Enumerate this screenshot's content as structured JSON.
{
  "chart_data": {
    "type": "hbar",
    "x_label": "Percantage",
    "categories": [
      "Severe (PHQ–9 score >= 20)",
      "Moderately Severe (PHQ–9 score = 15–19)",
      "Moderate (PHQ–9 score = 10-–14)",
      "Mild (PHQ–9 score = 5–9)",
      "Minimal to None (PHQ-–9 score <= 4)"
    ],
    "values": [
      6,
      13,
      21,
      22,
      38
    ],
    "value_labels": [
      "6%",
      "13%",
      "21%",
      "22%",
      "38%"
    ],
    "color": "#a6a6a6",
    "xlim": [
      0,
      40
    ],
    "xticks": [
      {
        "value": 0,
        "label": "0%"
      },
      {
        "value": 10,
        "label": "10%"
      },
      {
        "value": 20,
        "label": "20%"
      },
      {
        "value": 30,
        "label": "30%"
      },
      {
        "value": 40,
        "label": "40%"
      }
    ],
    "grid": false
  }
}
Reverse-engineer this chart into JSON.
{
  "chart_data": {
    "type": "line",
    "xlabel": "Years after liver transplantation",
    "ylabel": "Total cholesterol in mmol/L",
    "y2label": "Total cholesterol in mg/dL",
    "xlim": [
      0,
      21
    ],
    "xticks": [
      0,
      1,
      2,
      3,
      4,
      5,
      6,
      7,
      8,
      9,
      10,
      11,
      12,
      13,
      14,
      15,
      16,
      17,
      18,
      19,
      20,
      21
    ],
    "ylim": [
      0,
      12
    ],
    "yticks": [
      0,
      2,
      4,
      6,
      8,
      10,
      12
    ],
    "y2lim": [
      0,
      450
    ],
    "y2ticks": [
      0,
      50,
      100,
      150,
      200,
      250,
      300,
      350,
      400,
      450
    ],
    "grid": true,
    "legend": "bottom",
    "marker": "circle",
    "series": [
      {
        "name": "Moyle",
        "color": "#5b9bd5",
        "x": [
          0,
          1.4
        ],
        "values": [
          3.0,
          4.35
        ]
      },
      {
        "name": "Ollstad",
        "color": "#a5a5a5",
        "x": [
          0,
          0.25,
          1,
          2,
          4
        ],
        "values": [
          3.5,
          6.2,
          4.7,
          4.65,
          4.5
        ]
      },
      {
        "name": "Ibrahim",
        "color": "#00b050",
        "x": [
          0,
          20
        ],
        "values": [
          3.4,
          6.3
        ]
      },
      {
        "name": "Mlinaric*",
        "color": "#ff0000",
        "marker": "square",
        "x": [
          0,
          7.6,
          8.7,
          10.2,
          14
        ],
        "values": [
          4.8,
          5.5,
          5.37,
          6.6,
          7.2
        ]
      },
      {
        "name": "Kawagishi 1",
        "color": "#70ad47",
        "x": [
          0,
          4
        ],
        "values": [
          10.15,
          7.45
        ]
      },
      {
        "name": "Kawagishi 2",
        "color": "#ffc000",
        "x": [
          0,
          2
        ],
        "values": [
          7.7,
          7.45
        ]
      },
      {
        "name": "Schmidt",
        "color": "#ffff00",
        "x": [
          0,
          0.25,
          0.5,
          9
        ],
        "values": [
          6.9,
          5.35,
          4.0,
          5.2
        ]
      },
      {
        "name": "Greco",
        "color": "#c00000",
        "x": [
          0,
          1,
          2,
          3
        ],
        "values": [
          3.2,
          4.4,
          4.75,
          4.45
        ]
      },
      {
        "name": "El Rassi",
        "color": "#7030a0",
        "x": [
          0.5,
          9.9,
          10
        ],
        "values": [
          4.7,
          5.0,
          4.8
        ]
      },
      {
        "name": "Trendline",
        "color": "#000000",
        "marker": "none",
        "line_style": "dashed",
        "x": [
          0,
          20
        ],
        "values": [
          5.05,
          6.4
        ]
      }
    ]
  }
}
+-------+
» **AIM**:
Identify every line above that includes the word "color", and show those lines.

» **RESULT OF THIS TASK**:
    "color": "#a6a6a6",
        "color": "#5b9bd5",
        "color": "#a5a5a5",
        "color": "#00b050",
        "color": "#ff0000",
        "color": "#70ad47",
        "color": "#ffc000",
        "color": "#ffff00",
        "color": "#c00000",
        "color": "#7030a0",
        "color": "#000000",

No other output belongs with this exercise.